# Provided data
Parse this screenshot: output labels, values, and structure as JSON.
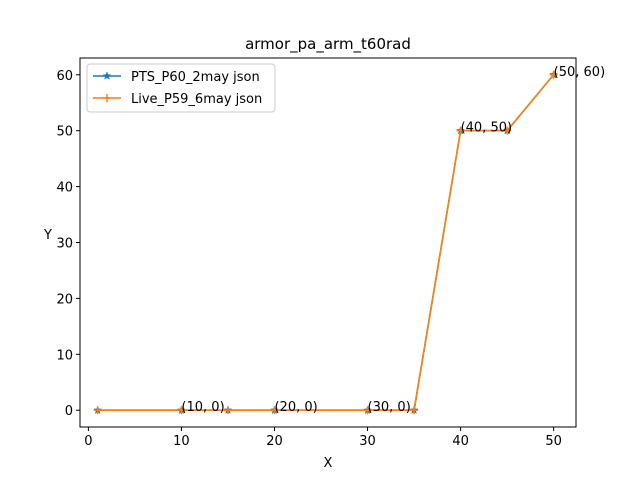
{
  "chart_data": {
    "type": "line",
    "title": "armor_pa_arm_t60rad",
    "xlabel": "X",
    "ylabel": "Y",
    "xlim": [
      -0.9,
      52.4
    ],
    "ylim": [
      -3,
      63
    ],
    "xticks": [
      0,
      10,
      20,
      30,
      40,
      50
    ],
    "yticks": [
      0,
      10,
      20,
      30,
      40,
      50,
      60
    ],
    "grid": false,
    "legend_position": "top-left",
    "series": [
      {
        "name": "PTS_P60_2may json",
        "color": "#1f77b4",
        "marker": "star",
        "x": [
          1,
          10,
          15,
          20,
          30,
          35,
          40,
          45,
          50
        ],
        "y": [
          0,
          0,
          0,
          0,
          0,
          0,
          50,
          50,
          60
        ]
      },
      {
        "name": "Live_P59_6may json",
        "color": "#ff7f0e",
        "marker": "plus",
        "x": [
          1,
          10,
          15,
          20,
          30,
          35,
          40,
          45,
          50
        ],
        "y": [
          0,
          0,
          0,
          0,
          0,
          0,
          50,
          50,
          60
        ]
      }
    ],
    "annotations": [
      {
        "text": "(10, 0)",
        "x": 10,
        "y": 0
      },
      {
        "text": "(20, 0)",
        "x": 20,
        "y": 0
      },
      {
        "text": "(30, 0)",
        "x": 30,
        "y": 0
      },
      {
        "text": "(40, 50)",
        "x": 40,
        "y": 50
      },
      {
        "text": "(50, 60)",
        "x": 50,
        "y": 60
      }
    ]
  }
}
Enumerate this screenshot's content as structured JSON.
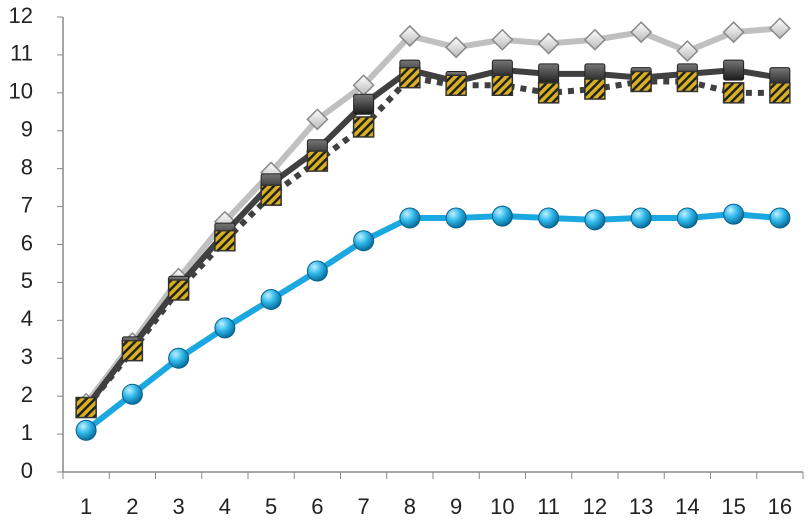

# Request
Write out each line again precisely as it appears, skipping every picture.

# Expected answer
Parse this screenshot: output labels, values, and structure as JSON.
{
  "chart_data": {
    "type": "line",
    "title": "armor_pa_arm_t60rad",
    "xlabel": "X",
    "ylabel": "Y",
    "xlim": [
      -0.9,
      52.4
    ],
    "ylim": [
      -3,
      63
    ],
    "xticks": [
      0,
      10,
      20,
      30,
      40,
      50
    ],
    "yticks": [
      0,
      10,
      20,
      30,
      40,
      50,
      60
    ],
    "grid": false,
    "legend_position": "top-left",
    "series": [
      {
        "name": "PTS_P60_2may json",
        "color": "#1f77b4",
        "marker": "star",
        "x": [
          1,
          10,
          15,
          20,
          30,
          35,
          40,
          45,
          50
        ],
        "y": [
          0,
          0,
          0,
          0,
          0,
          0,
          50,
          50,
          60
        ]
      },
      {
        "name": "Live_P59_6may json",
        "color": "#ff7f0e",
        "marker": "plus",
        "x": [
          1,
          10,
          15,
          20,
          30,
          35,
          40,
          45,
          50
        ],
        "y": [
          0,
          0,
          0,
          0,
          0,
          0,
          50,
          50,
          60
        ]
      }
    ],
    "annotations": [
      {
        "text": "(10, 0)",
        "x": 10,
        "y": 0
      },
      {
        "text": "(20, 0)",
        "x": 20,
        "y": 0
      },
      {
        "text": "(30, 0)",
        "x": 30,
        "y": 0
      },
      {
        "text": "(40, 50)",
        "x": 40,
        "y": 50
      },
      {
        "text": "(50, 60)",
        "x": 50,
        "y": 60
      }
    ]
  }
}
Enumerate this screenshot's content as structured JSON.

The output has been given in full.